— Task prompt —
Retype the whole listing below, character for character.

----------------------------------------

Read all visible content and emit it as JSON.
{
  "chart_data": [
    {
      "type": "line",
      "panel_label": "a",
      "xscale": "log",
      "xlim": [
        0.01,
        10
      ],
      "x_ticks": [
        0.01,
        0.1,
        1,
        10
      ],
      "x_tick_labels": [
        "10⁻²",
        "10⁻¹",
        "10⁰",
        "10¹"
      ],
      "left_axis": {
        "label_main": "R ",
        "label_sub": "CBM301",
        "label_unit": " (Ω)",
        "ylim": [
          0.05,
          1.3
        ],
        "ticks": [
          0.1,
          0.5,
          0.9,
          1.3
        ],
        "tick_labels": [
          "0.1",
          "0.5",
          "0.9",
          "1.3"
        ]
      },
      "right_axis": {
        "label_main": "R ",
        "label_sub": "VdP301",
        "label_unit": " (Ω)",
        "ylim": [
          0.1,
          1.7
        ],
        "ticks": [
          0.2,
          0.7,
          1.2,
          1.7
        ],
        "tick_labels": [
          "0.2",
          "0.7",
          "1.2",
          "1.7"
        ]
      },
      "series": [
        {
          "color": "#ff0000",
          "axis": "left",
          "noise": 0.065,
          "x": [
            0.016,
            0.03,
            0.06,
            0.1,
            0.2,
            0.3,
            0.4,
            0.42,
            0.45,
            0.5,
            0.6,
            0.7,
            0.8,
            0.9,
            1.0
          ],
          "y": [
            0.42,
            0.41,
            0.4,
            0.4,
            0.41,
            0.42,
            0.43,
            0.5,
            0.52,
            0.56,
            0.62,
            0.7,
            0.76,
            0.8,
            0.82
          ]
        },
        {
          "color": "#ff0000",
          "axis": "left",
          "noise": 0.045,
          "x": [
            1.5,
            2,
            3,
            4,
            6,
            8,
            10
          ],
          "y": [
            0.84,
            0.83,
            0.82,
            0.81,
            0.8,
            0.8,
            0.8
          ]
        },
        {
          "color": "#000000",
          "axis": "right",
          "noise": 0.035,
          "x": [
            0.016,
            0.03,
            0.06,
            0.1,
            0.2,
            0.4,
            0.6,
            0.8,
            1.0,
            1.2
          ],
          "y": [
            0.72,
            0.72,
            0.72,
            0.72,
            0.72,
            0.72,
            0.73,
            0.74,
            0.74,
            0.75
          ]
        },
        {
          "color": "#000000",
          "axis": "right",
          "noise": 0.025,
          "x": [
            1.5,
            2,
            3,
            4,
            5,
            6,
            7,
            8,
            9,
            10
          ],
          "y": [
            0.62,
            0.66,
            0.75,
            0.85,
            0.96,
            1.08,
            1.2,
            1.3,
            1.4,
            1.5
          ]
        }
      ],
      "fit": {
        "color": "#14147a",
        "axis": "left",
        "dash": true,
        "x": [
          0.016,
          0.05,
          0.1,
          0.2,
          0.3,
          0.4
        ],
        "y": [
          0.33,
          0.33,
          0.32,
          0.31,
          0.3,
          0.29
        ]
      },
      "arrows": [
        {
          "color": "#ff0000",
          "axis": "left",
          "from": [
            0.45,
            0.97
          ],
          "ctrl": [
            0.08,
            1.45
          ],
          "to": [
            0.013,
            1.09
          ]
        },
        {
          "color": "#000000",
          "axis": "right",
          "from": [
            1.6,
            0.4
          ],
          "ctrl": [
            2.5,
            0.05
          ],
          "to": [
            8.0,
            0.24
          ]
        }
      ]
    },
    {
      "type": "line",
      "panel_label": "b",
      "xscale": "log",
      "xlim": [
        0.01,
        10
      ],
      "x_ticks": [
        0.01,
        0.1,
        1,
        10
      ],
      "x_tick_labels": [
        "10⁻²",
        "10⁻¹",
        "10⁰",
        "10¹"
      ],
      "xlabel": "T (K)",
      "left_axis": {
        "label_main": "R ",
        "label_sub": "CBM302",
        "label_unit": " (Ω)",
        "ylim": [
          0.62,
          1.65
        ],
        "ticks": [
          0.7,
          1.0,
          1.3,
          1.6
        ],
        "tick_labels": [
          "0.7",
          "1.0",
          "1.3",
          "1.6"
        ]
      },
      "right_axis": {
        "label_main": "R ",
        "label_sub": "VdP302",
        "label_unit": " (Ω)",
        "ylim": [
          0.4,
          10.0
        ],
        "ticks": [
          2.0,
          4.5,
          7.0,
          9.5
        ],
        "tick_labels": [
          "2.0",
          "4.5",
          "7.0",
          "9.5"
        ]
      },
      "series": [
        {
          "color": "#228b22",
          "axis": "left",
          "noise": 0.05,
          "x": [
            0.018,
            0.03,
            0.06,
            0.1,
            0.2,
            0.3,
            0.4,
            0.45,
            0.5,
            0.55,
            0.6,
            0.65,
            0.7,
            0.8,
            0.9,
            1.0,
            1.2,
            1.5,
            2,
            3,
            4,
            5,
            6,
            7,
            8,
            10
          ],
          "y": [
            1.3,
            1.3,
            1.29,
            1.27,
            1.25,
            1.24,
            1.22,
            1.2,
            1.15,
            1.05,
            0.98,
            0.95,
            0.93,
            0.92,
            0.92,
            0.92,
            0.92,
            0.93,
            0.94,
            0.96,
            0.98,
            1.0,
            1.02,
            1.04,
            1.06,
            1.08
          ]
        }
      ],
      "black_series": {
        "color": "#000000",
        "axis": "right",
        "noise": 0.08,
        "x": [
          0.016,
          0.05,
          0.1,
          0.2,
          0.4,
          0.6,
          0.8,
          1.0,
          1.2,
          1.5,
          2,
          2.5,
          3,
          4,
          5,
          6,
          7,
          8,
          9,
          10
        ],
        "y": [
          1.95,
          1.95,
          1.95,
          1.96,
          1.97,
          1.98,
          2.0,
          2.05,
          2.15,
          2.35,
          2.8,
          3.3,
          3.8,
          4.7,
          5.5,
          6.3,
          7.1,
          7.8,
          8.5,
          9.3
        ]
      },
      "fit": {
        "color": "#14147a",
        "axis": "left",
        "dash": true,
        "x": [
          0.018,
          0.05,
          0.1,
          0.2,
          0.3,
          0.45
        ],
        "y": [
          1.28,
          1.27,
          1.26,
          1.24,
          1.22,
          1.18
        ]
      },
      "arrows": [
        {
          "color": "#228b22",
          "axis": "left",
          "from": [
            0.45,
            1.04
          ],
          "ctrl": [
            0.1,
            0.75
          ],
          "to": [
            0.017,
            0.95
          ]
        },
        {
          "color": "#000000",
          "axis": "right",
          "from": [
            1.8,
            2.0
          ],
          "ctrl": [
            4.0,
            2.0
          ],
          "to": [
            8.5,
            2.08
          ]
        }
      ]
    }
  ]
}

----------------------------------------

— Full answer —
Read all visible content and emit it as JSON.
{
  "chart_data": [
    {
      "type": "line",
      "panel_label": "a",
      "xscale": "log",
      "xlim": [
        0.01,
        10
      ],
      "x_ticks": [
        0.01,
        0.1,
        1,
        10
      ],
      "x_tick_labels": [
        "10⁻²",
        "10⁻¹",
        "10⁰",
        "10¹"
      ],
      "left_axis": {
        "label_main": "R ",
        "label_sub": "CBM301",
        "label_unit": " (Ω)",
        "ylim": [
          0.05,
          1.3
        ],
        "ticks": [
          0.1,
          0.5,
          0.9,
          1.3
        ],
        "tick_labels": [
          "0.1",
          "0.5",
          "0.9",
          "1.3"
        ]
      },
      "right_axis": {
        "label_main": "R ",
        "label_sub": "VdP301",
        "label_unit": " (Ω)",
        "ylim": [
          0.1,
          1.7
        ],
        "ticks": [
          0.2,
          0.7,
          1.2,
          1.7
        ],
        "tick_labels": [
          "0.2",
          "0.7",
          "1.2",
          "1.7"
        ]
      },
      "series": [
        {
          "color": "#ff0000",
          "axis": "left",
          "noise": 0.065,
          "x": [
            0.016,
            0.03,
            0.06,
            0.1,
            0.2,
            0.3,
            0.4,
            0.42,
            0.45,
            0.5,
            0.6,
            0.7,
            0.8,
            0.9,
            1.0
          ],
          "y": [
            0.42,
            0.41,
            0.4,
            0.4,
            0.41,
            0.42,
            0.43,
            0.5,
            0.52,
            0.56,
            0.62,
            0.7,
            0.76,
            0.8,
            0.82
          ]
        },
        {
          "color": "#ff0000",
          "axis": "left",
          "noise": 0.045,
          "x": [
            1.5,
            2,
            3,
            4,
            6,
            8,
            10
          ],
          "y": [
            0.84,
            0.83,
            0.82,
            0.81,
            0.8,
            0.8,
            0.8
          ]
        },
        {
          "color": "#000000",
          "axis": "right",
          "noise": 0.035,
          "x": [
            0.016,
            0.03,
            0.06,
            0.1,
            0.2,
            0.4,
            0.6,
            0.8,
            1.0,
            1.2
          ],
          "y": [
            0.72,
            0.72,
            0.72,
            0.72,
            0.72,
            0.72,
            0.73,
            0.74,
            0.74,
            0.75
          ]
        },
        {
          "color": "#000000",
          "axis": "right",
          "noise": 0.025,
          "x": [
            1.5,
            2,
            3,
            4,
            5,
            6,
            7,
            8,
            9,
            10
          ],
          "y": [
            0.62,
            0.66,
            0.75,
            0.85,
            0.96,
            1.08,
            1.2,
            1.3,
            1.4,
            1.5
          ]
        }
      ],
      "fit": {
        "color": "#14147a",
        "axis": "left",
        "dash": true,
        "x": [
          0.016,
          0.05,
          0.1,
          0.2,
          0.3,
          0.4
        ],
        "y": [
          0.33,
          0.33,
          0.32,
          0.31,
          0.3,
          0.29
        ]
      },
      "arrows": [
        {
          "color": "#ff0000",
          "axis": "left",
          "from": [
            0.45,
            0.97
          ],
          "ctrl": [
            0.08,
            1.45
          ],
          "to": [
            0.013,
            1.09
          ]
        },
        {
          "color": "#000000",
          "axis": "right",
          "from": [
            1.6,
            0.4
          ],
          "ctrl": [
            2.5,
            0.05
          ],
          "to": [
            8.0,
            0.24
          ]
        }
      ]
    },
    {
      "type": "line",
      "panel_label": "b",
      "xscale": "log",
      "xlim": [
        0.01,
        10
      ],
      "x_ticks": [
        0.01,
        0.1,
        1,
        10
      ],
      "x_tick_labels": [
        "10⁻²",
        "10⁻¹",
        "10⁰",
        "10¹"
      ],
      "xlabel": "T (K)",
      "left_axis": {
        "label_main": "R ",
        "label_sub": "CBM302",
        "label_unit": " (Ω)",
        "ylim": [
          0.62,
          1.65
        ],
        "ticks": [
          0.7,
          1.0,
          1.3,
          1.6
        ],
        "tick_labels": [
          "0.7",
          "1.0",
          "1.3",
          "1.6"
        ]
      },
      "right_axis": {
        "label_main": "R ",
        "label_sub": "VdP302",
        "label_unit": " (Ω)",
        "ylim": [
          0.4,
          10.0
        ],
        "ticks": [
          2.0,
          4.5,
          7.0,
          9.5
        ],
        "tick_labels": [
          "2.0",
          "4.5",
          "7.0",
          "9.5"
        ]
      },
      "series": [
        {
          "color": "#228b22",
          "axis": "left",
          "noise": 0.05,
          "x": [
            0.018,
            0.03,
            0.06,
            0.1,
            0.2,
            0.3,
            0.4,
            0.45,
            0.5,
            0.55,
            0.6,
            0.65,
            0.7,
            0.8,
            0.9,
            1.0,
            1.2,
            1.5,
            2,
            3,
            4,
            5,
            6,
            7,
            8,
            10
          ],
          "y": [
            1.3,
            1.3,
            1.29,
            1.27,
            1.25,
            1.24,
            1.22,
            1.2,
            1.15,
            1.05,
            0.98,
            0.95,
            0.93,
            0.92,
            0.92,
            0.92,
            0.92,
            0.93,
            0.94,
            0.96,
            0.98,
            1.0,
            1.02,
            1.04,
            1.06,
            1.08
          ]
        }
      ],
      "black_series": {
        "color": "#000000",
        "axis": "right",
        "noise": 0.08,
        "x": [
          0.016,
          0.05,
          0.1,
          0.2,
          0.4,
          0.6,
          0.8,
          1.0,
          1.2,
          1.5,
          2,
          2.5,
          3,
          4,
          5,
          6,
          7,
          8,
          9,
          10
        ],
        "y": [
          1.95,
          1.95,
          1.95,
          1.96,
          1.97,
          1.98,
          2.0,
          2.05,
          2.15,
          2.35,
          2.8,
          3.3,
          3.8,
          4.7,
          5.5,
          6.3,
          7.1,
          7.8,
          8.5,
          9.3
        ]
      },
      "fit": {
        "color": "#14147a",
        "axis": "left",
        "dash": true,
        "x": [
          0.018,
          0.05,
          0.1,
          0.2,
          0.3,
          0.45
        ],
        "y": [
          1.28,
          1.27,
          1.26,
          1.24,
          1.22,
          1.18
        ]
      },
      "arrows": [
        {
          "color": "#228b22",
          "axis": "left",
          "from": [
            0.45,
            1.04
          ],
          "ctrl": [
            0.1,
            0.75
          ],
          "to": [
            0.017,
            0.95
          ]
        },
        {
          "color": "#000000",
          "axis": "right",
          "from": [
            1.8,
            2.0
          ],
          "ctrl": [
            4.0,
            2.0
          ],
          "to": [
            8.5,
            2.08
          ]
        }
      ]
    }
  ]
}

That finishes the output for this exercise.